THE EXERCISE
Write out the material exactly, leaving every picture behind.

------------------------------------------------------------------------

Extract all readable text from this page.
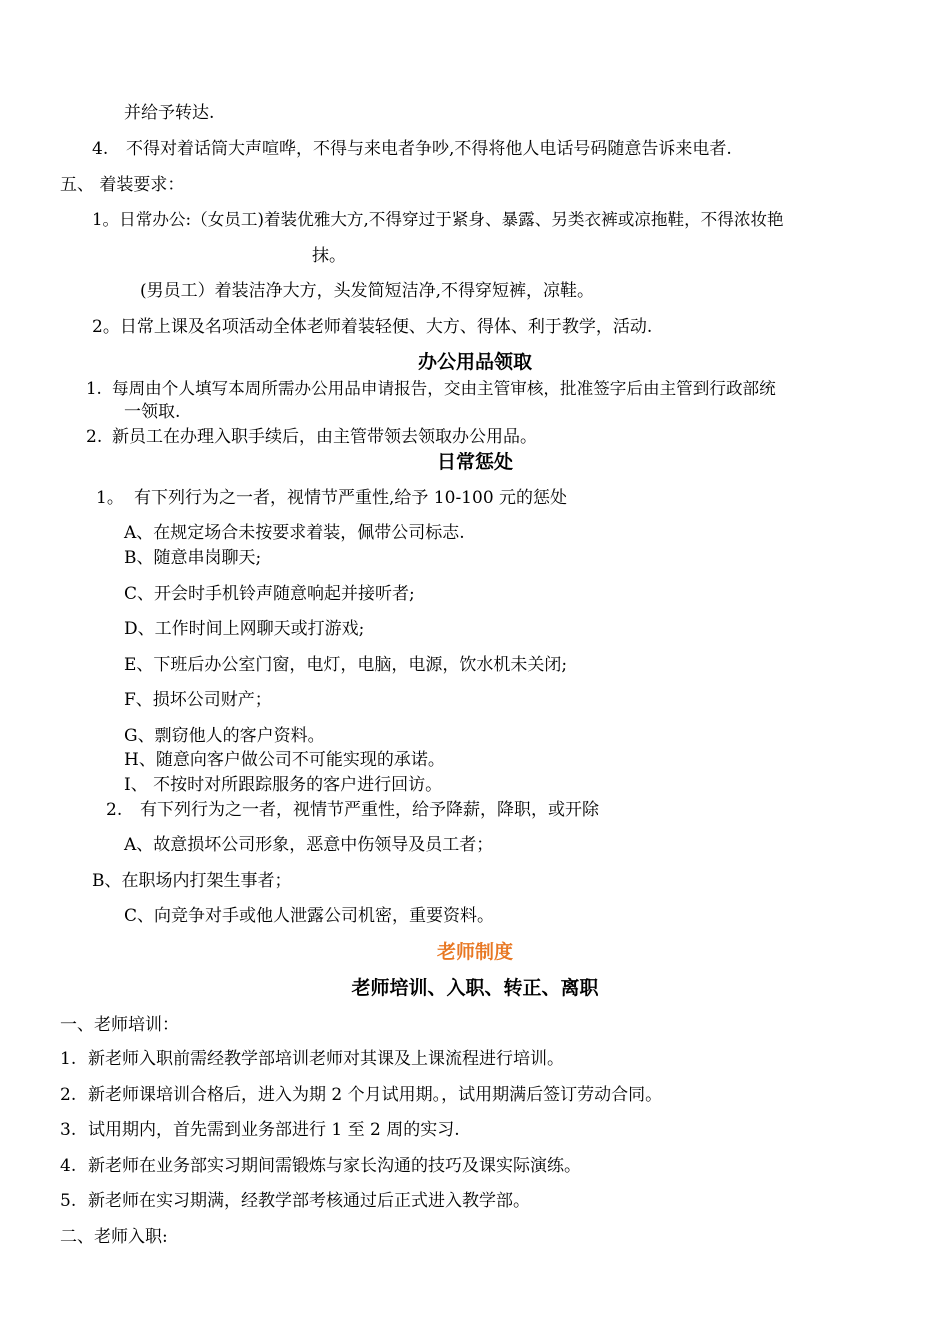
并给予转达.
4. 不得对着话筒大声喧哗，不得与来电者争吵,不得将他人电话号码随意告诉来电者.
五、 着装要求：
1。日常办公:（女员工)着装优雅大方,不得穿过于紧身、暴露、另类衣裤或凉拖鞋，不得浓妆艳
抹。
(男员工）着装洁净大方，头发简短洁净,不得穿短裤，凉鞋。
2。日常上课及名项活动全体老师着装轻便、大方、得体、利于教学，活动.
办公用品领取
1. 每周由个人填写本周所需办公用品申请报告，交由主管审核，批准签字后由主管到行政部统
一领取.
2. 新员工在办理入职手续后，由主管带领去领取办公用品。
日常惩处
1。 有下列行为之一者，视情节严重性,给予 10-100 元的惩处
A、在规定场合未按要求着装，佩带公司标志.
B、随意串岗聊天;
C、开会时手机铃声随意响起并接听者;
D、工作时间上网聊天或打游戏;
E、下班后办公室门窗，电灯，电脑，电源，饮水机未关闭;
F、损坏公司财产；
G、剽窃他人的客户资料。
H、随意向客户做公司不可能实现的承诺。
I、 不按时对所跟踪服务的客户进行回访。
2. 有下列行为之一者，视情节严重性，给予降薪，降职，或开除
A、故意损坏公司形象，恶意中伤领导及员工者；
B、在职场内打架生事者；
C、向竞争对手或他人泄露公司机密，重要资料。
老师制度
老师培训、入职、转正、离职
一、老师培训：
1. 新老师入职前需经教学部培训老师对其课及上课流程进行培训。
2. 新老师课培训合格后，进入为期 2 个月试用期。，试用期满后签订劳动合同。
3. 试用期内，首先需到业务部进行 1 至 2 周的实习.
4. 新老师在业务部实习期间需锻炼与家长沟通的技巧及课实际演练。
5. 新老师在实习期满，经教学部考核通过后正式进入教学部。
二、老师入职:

------------------------------------------------------------------------

COMPLETE ANSWER
Extract all readable text from this page.
并给予转达.
4. 不得对着话筒大声喧哗，不得与来电者争吵,不得将他人电话号码随意告诉来电者.
五、 着装要求：
1。日常办公:（女员工)着装优雅大方,不得穿过于紧身、暴露、另类衣裤或凉拖鞋，不得浓妆艳
抹。
(男员工）着装洁净大方，头发简短洁净,不得穿短裤，凉鞋。
2。日常上课及名项活动全体老师着装轻便、大方、得体、利于教学，活动.
办公用品领取
1. 每周由个人填写本周所需办公用品申请报告，交由主管审核，批准签字后由主管到行政部统
一领取.
2. 新员工在办理入职手续后，由主管带领去领取办公用品。
日常惩处
1。 有下列行为之一者，视情节严重性,给予 10-100 元的惩处
A、在规定场合未按要求着装，佩带公司标志.
B、随意串岗聊天;
C、开会时手机铃声随意响起并接听者;
D、工作时间上网聊天或打游戏;
E、下班后办公室门窗，电灯，电脑，电源，饮水机未关闭;
F、损坏公司财产；
G、剽窃他人的客户资料。
H、随意向客户做公司不可能实现的承诺。
I、 不按时对所跟踪服务的客户进行回访。
2. 有下列行为之一者，视情节严重性，给予降薪，降职，或开除
A、故意损坏公司形象，恶意中伤领导及员工者；
B、在职场内打架生事者；
C、向竞争对手或他人泄露公司机密，重要资料。
老师制度
老师培训、入职、转正、离职
一、老师培训：
1. 新老师入职前需经教学部培训老师对其课及上课流程进行培训。
2. 新老师课培训合格后，进入为期 2 个月试用期。，试用期满后签订劳动合同。
3. 试用期内，首先需到业务部进行 1 至 2 周的实习.
4. 新老师在业务部实习期间需锻炼与家长沟通的技巧及课实际演练。
5. 新老师在实习期满，经教学部考核通过后正式进入教学部。
二、老师入职:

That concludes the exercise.